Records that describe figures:
───

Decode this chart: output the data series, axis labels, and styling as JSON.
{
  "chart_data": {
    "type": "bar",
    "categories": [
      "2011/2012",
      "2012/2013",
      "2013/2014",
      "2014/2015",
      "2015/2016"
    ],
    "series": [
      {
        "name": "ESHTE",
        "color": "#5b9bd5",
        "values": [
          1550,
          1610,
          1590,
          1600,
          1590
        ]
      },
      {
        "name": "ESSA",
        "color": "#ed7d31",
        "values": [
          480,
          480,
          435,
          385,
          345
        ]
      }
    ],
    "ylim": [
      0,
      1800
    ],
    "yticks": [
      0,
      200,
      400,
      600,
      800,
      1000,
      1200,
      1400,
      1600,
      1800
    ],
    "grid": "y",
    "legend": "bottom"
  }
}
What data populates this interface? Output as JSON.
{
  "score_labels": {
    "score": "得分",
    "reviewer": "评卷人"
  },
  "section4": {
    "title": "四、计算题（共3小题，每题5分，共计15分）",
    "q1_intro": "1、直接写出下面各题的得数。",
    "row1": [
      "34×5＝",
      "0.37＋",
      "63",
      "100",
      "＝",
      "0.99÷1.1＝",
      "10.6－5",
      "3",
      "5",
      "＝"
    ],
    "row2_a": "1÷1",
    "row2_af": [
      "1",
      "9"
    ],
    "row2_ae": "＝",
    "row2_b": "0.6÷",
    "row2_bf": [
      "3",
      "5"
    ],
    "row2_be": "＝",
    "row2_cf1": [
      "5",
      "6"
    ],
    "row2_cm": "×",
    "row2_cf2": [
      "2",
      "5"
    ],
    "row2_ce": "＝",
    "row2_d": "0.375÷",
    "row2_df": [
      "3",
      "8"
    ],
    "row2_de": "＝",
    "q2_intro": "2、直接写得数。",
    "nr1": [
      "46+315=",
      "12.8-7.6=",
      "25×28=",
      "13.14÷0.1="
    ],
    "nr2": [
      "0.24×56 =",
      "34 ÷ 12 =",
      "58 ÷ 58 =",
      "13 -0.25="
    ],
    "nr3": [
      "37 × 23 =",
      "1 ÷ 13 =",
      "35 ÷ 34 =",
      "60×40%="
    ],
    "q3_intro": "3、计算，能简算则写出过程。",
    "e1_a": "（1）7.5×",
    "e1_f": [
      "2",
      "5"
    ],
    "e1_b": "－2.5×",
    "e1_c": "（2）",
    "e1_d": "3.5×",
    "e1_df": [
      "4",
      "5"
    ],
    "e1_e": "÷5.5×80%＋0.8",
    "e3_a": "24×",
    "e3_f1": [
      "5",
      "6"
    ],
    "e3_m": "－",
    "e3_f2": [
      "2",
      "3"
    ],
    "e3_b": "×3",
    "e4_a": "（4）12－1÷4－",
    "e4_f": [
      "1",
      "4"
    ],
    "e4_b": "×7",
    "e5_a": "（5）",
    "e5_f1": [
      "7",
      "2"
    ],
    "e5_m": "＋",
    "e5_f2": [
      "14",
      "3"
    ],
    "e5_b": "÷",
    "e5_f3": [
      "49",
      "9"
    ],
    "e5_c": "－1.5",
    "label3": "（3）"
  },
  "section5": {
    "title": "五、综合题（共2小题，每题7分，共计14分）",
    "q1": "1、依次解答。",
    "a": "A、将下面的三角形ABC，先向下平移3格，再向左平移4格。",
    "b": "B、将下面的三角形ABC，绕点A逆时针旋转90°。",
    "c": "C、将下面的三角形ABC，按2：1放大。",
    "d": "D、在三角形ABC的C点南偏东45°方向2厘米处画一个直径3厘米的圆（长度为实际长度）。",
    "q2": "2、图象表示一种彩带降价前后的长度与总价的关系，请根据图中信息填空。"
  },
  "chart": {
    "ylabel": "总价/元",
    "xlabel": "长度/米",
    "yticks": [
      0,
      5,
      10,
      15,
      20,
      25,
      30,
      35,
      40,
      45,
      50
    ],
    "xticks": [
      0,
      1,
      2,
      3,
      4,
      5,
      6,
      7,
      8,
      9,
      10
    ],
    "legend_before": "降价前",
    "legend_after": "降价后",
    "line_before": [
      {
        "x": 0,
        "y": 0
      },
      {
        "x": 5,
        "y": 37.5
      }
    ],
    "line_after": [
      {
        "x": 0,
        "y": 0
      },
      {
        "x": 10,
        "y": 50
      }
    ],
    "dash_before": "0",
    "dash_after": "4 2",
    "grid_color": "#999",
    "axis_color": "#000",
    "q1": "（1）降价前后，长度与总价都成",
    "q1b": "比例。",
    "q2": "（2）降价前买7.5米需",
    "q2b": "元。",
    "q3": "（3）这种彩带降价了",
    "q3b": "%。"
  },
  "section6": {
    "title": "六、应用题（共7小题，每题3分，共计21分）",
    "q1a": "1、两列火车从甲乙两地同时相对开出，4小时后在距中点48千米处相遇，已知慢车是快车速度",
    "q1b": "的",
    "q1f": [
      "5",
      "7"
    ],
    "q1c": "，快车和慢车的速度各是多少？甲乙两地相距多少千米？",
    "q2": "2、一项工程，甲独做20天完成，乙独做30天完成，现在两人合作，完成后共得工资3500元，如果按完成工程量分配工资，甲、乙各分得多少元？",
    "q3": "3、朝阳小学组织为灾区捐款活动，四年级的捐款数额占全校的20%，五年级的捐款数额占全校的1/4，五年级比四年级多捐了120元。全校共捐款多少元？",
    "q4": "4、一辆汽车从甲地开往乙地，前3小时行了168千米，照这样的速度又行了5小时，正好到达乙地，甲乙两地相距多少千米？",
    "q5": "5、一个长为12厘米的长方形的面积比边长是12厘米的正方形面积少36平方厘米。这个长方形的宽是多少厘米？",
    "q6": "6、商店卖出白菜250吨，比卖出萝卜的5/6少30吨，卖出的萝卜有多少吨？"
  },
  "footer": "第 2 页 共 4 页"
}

───

- _Aim_: Quote all the records exactly, please, leaving none out.

- _Output for this task_:
Decode this chart: output the data series, axis labels, and styling as JSON.
{
  "chart_data": {
    "type": "bar",
    "categories": [
      "2011/2012",
      "2012/2013",
      "2013/2014",
      "2014/2015",
      "2015/2016"
    ],
    "series": [
      {
        "name": "ESHTE",
        "color": "#5b9bd5",
        "values": [
          1550,
          1610,
          1590,
          1600,
          1590
        ]
      },
      {
        "name": "ESSA",
        "color": "#ed7d31",
        "values": [
          480,
          480,
          435,
          385,
          345
        ]
      }
    ],
    "ylim": [
      0,
      1800
    ],
    "yticks": [
      0,
      200,
      400,
      600,
      800,
      1000,
      1200,
      1400,
      1600,
      1800
    ],
    "grid": "y",
    "legend": "bottom"
  }
}
What data populates this interface? Output as JSON.
{
  "score_labels": {
    "score": "得分",
    "reviewer": "评卷人"
  },
  "section4": {
    "title": "四、计算题（共3小题，每题5分，共计15分）",
    "q1_intro": "1、直接写出下面各题的得数。",
    "row1": [
      "34×5＝",
      "0.37＋",
      "63",
      "100",
      "＝",
      "0.99÷1.1＝",
      "10.6－5",
      "3",
      "5",
      "＝"
    ],
    "row2_a": "1÷1",
    "row2_af": [
      "1",
      "9"
    ],
    "row2_ae": "＝",
    "row2_b": "0.6÷",
    "row2_bf": [
      "3",
      "5"
    ],
    "row2_be": "＝",
    "row2_cf1": [
      "5",
      "6"
    ],
    "row2_cm": "×",
    "row2_cf2": [
      "2",
      "5"
    ],
    "row2_ce": "＝",
    "row2_d": "0.375÷",
    "row2_df": [
      "3",
      "8"
    ],
    "row2_de": "＝",
    "q2_intro": "2、直接写得数。",
    "nr1": [
      "46+315=",
      "12.8-7.6=",
      "25×28=",
      "13.14÷0.1="
    ],
    "nr2": [
      "0.24×56 =",
      "34 ÷ 12 =",
      "58 ÷ 58 =",
      "13 -0.25="
    ],
    "nr3": [
      "37 × 23 =",
      "1 ÷ 13 =",
      "35 ÷ 34 =",
      "60×40%="
    ],
    "q3_intro": "3、计算，能简算则写出过程。",
    "e1_a": "（1）7.5×",
    "e1_f": [
      "2",
      "5"
    ],
    "e1_b": "－2.5×",
    "e1_c": "（2）",
    "e1_d": "3.5×",
    "e1_df": [
      "4",
      "5"
    ],
    "e1_e": "÷5.5×80%＋0.8",
    "e3_a": "24×",
    "e3_f1": [
      "5",
      "6"
    ],
    "e3_m": "－",
    "e3_f2": [
      "2",
      "3"
    ],
    "e3_b": "×3",
    "e4_a": "（4）12－1÷4－",
    "e4_f": [
      "1",
      "4"
    ],
    "e4_b": "×7",
    "e5_a": "（5）",
    "e5_f1": [
      "7",
      "2"
    ],
    "e5_m": "＋",
    "e5_f2": [
      "14",
      "3"
    ],
    "e5_b": "÷",
    "e5_f3": [
      "49",
      "9"
    ],
    "e5_c": "－1.5",
    "label3": "（3）"
  },
  "section5": {
    "title": "五、综合题（共2小题，每题7分，共计14分）",
    "q1": "1、依次解答。",
    "a": "A、将下面的三角形ABC，先向下平移3格，再向左平移4格。",
    "b": "B、将下面的三角形ABC，绕点A逆时针旋转90°。",
    "c": "C、将下面的三角形ABC，按2：1放大。",
    "d": "D、在三角形ABC的C点南偏东45°方向2厘米处画一个直径3厘米的圆（长度为实际长度）。",
    "q2": "2、图象表示一种彩带降价前后的长度与总价的关系，请根据图中信息填空。"
  },
  "chart": {
    "ylabel": "总价/元",
    "xlabel": "长度/米",
    "yticks": [
      0,
      5,
      10,
      15,
      20,
      25,
      30,
      35,
      40,
      45,
      50
    ],
    "xticks": [
      0,
      1,
      2,
      3,
      4,
      5,
      6,
      7,
      8,
      9,
      10
    ],
    "legend_before": "降价前",
    "legend_after": "降价后",
    "line_before": [
      {
        "x": 0,
        "y": 0
      },
      {
        "x": 5,
        "y": 37.5
      }
    ],
    "line_after": [
      {
        "x": 0,
        "y": 0
      },
      {
        "x": 10,
        "y": 50
      }
    ],
    "dash_before": "0",
    "dash_after": "4 2",
    "grid_color": "#999",
    "axis_color": "#000",
    "q1": "（1）降价前后，长度与总价都成",
    "q1b": "比例。",
    "q2": "（2）降价前买7.5米需",
    "q2b": "元。",
    "q3": "（3）这种彩带降价了",
    "q3b": "%。"
  },
  "section6": {
    "title": "六、应用题（共7小题，每题3分，共计21分）",
    "q1a": "1、两列火车从甲乙两地同时相对开出，4小时后在距中点48千米处相遇，已知慢车是快车速度",
    "q1b": "的",
    "q1f": [
      "5",
      "7"
    ],
    "q1c": "，快车和慢车的速度各是多少？甲乙两地相距多少千米？",
    "q2": "2、一项工程，甲独做20天完成，乙独做30天完成，现在两人合作，完成后共得工资3500元，如果按完成工程量分配工资，甲、乙各分得多少元？",
    "q3": "3、朝阳小学组织为灾区捐款活动，四年级的捐款数额占全校的20%，五年级的捐款数额占全校的1/4，五年级比四年级多捐了120元。全校共捐款多少元？",
    "q4": "4、一辆汽车从甲地开往乙地，前3小时行了168千米，照这样的速度又行了5小时，正好到达乙地，甲乙两地相距多少千米？",
    "q5": "5、一个长为12厘米的长方形的面积比边长是12厘米的正方形面积少36平方厘米。这个长方形的宽是多少厘米？",
    "q6": "6、商店卖出白菜250吨，比卖出萝卜的5/6少30吨，卖出的萝卜有多少吨？"
  },
  "footer": "第 2 页 共 4 页"
}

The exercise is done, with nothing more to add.